__SHORT TASK__
Transcribe all the records with complete accuracy.

-------- DATA FOR PROCESSING

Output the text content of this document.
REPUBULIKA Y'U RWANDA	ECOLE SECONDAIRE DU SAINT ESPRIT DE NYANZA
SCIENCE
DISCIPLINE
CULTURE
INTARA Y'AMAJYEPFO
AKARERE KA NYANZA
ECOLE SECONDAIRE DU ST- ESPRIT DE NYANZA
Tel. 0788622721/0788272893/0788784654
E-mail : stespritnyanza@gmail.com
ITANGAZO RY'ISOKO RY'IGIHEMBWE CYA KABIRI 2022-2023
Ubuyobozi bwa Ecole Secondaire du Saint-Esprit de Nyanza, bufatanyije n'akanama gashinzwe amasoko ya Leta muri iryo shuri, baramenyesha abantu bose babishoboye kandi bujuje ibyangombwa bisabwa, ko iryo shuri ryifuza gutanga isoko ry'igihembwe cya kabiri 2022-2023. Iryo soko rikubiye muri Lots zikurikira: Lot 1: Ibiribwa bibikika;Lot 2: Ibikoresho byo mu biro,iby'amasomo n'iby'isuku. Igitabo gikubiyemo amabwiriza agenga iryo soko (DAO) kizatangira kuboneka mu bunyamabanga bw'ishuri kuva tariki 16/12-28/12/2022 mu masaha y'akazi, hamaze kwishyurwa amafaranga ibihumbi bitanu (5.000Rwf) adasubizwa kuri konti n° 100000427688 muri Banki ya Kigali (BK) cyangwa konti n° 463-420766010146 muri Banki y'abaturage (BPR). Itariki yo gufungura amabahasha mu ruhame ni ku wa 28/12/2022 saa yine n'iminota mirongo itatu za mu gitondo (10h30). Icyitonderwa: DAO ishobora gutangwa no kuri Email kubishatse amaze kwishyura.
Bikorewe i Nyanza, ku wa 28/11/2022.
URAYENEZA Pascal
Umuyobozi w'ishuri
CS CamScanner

----------------

__RESPONSE TO THIS EXERCISE__
Output the text content of this document.
REPUBULIKA Y'U RWANDA	ECOLE SECONDAIRE DU SAINT ESPRIT DE NYANZA
SCIENCE
DISCIPLINE
CULTURE
INTARA Y'AMAJYEPFO
AKARERE KA NYANZA
ECOLE SECONDAIRE DU ST- ESPRIT DE NYANZA
Tel. 0788622721/0788272893/0788784654
E-mail : stespritnyanza@gmail.com
ITANGAZO RY'ISOKO RY'IGIHEMBWE CYA KABIRI 2022-2023
Ubuyobozi bwa Ecole Secondaire du Saint-Esprit de Nyanza, bufatanyije n'akanama gashinzwe amasoko ya Leta muri iryo shuri, baramenyesha abantu bose babishoboye kandi bujuje ibyangombwa bisabwa, ko iryo shuri ryifuza gutanga isoko ry'igihembwe cya kabiri 2022-2023. Iryo soko rikubiye muri Lots zikurikira: Lot 1: Ibiribwa bibikika;Lot 2: Ibikoresho byo mu biro,iby'amasomo n'iby'isuku. Igitabo gikubiyemo amabwiriza agenga iryo soko (DAO) kizatangira kuboneka mu bunyamabanga bw'ishuri kuva tariki 16/12-28/12/2022 mu masaha y'akazi, hamaze kwishyurwa amafaranga ibihumbi bitanu (5.000Rwf) adasubizwa kuri konti n° 100000427688 muri Banki ya Kigali (BK) cyangwa konti n° 463-420766010146 muri Banki y'abaturage (BPR). Itariki yo gufungura amabahasha mu ruhame ni ku wa 28/12/2022 saa yine n'iminota mirongo itatu za mu gitondo (10h30). Icyitonderwa: DAO ishobora gutangwa no kuri Email kubishatse amaze kwishyura.
Bikorewe i Nyanza, ku wa 28/11/2022.
URAYENEZA Pascal
Umuyobozi w'ishuri
CS CamScanner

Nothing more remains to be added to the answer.